• Directions
Without the pictures, print each of the records below exactly as it appears.

• Recorded information
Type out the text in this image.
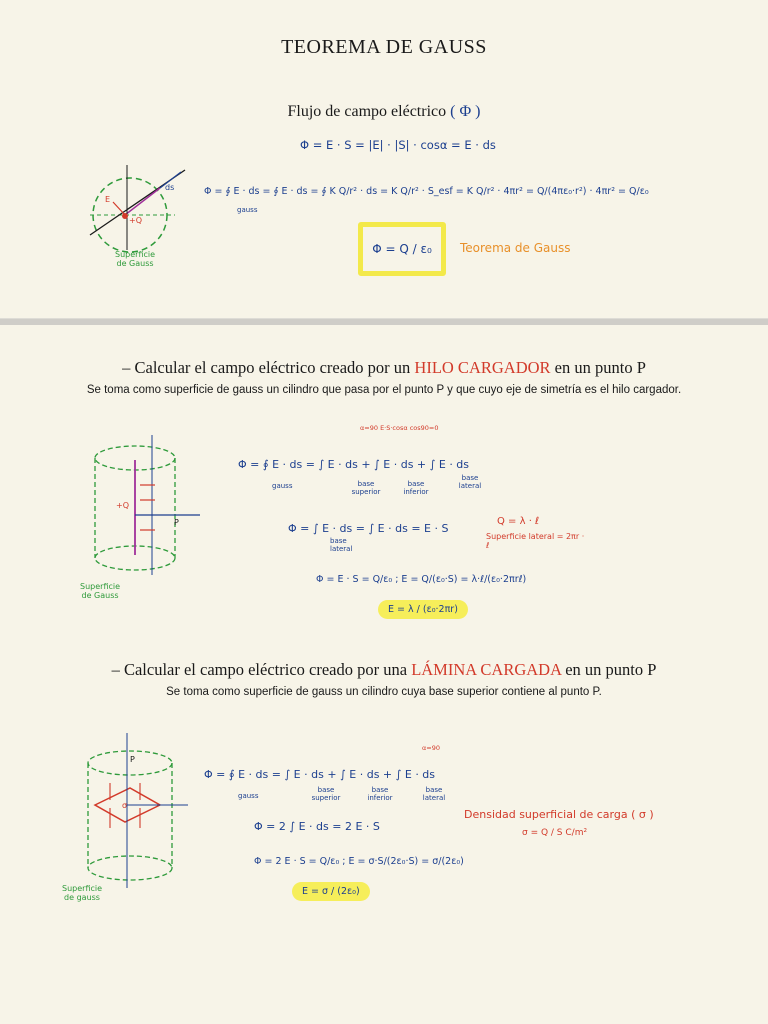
TEOREMA DE GAUSS
Flujo de campo eléctrico ( Φ )
Φ = E · S = |E| · |S| · cosα = E · ds
Φ = ∮ E · ds = ∮ E · ds = ∮ K Q/r² · ds = K Q/r² · S_esf = K Q/r² · 4πr² = Q/(4πε₀·r²) · 4πr² = Q/ε₀
gauss
Φ = Q / ε₀ Teorema de Gauss
+Q
E
ds
Superficie
de Gauss
– Calcular el campo eléctrico creado por un HILO CARGADOR en un punto P
Se toma como superficie de gauss un cilindro que pasa por el punto P y que cuyo eje de simetría es el hilo cargador.
+Q
P
Superficie
de Gauss
α=90 E·S·cosα cos90=0
Φ = ∮ E · ds = ∫ E · ds + ∫ E · ds + ∫ E · ds
gauss	base superior
base inferior
base lateral
Φ = ∫ E · ds = ∫ E · ds = E · S
base lateral
Q = λ · ℓ
Superficie lateral = 2πr · ℓ
Φ = E · S = Q/ε₀ ; E = Q/(ε₀·S) = λ·ℓ/(ε₀·2πrℓ)
E = λ / (ε₀·2πr)
– Calcular el campo eléctrico creado por una LÁMINA CARGADA en un punto P
Se toma como superficie de gauss un cilindro cuya base superior contiene al punto P.
σ
P
Superficie
de gauss
α=90
Φ = ∮ E · ds = ∫ E · ds + ∫ E · ds + ∫ E · ds
gauss
base superior
base inferior
base lateral
Φ = 2 ∫ E · ds = 2 E · S
Densidad superficial de carga ( σ )
σ = Q / S C/m²
Φ = 2 E · S = Q/ε₀ ; E = σ·S/(2ε₀·S) = σ/(2ε₀)
E = σ / (2ε₀)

• Answer
Type out the text in this image.
TEOREMA DE GAUSS
Flujo de campo eléctrico ( Φ )
Φ = E · S = |E| · |S| · cosα = E · ds
Φ = ∮ E · ds = ∮ E · ds = ∮ K Q/r² · ds = K Q/r² · S_esf = K Q/r² · 4πr² = Q/(4πε₀·r²) · 4πr² = Q/ε₀
gauss
Φ = Q / ε₀ Teorema de Gauss
+Q
E
ds
Superficie
de Gauss
– Calcular el campo eléctrico creado por un HILO CARGADOR en un punto P
Se toma como superficie de gauss un cilindro que pasa por el punto P y que cuyo eje de simetría es el hilo cargador.
+Q
P
Superficie
de Gauss
α=90 E·S·cosα cos90=0
Φ = ∮ E · ds = ∫ E · ds + ∫ E · ds + ∫ E · ds
gauss	base superior
base inferior
base lateral
Φ = ∫ E · ds = ∫ E · ds = E · S
base lateral
Q = λ · ℓ
Superficie lateral = 2πr · ℓ
Φ = E · S = Q/ε₀ ; E = Q/(ε₀·S) = λ·ℓ/(ε₀·2πrℓ)
E = λ / (ε₀·2πr)
– Calcular el campo eléctrico creado por una LÁMINA CARGADA en un punto P
Se toma como superficie de gauss un cilindro cuya base superior contiene al punto P.
σ
P
Superficie
de gauss
α=90
Φ = ∮ E · ds = ∫ E · ds + ∫ E · ds + ∫ E · ds
gauss
base superior
base inferior
base lateral
Φ = 2 ∫ E · ds = 2 E · S
Densidad superficial de carga ( σ )
σ = Q / S C/m²
Φ = 2 E · S = Q/ε₀ ; E = σ·S/(2ε₀·S) = σ/(2ε₀)
E = σ / (2ε₀)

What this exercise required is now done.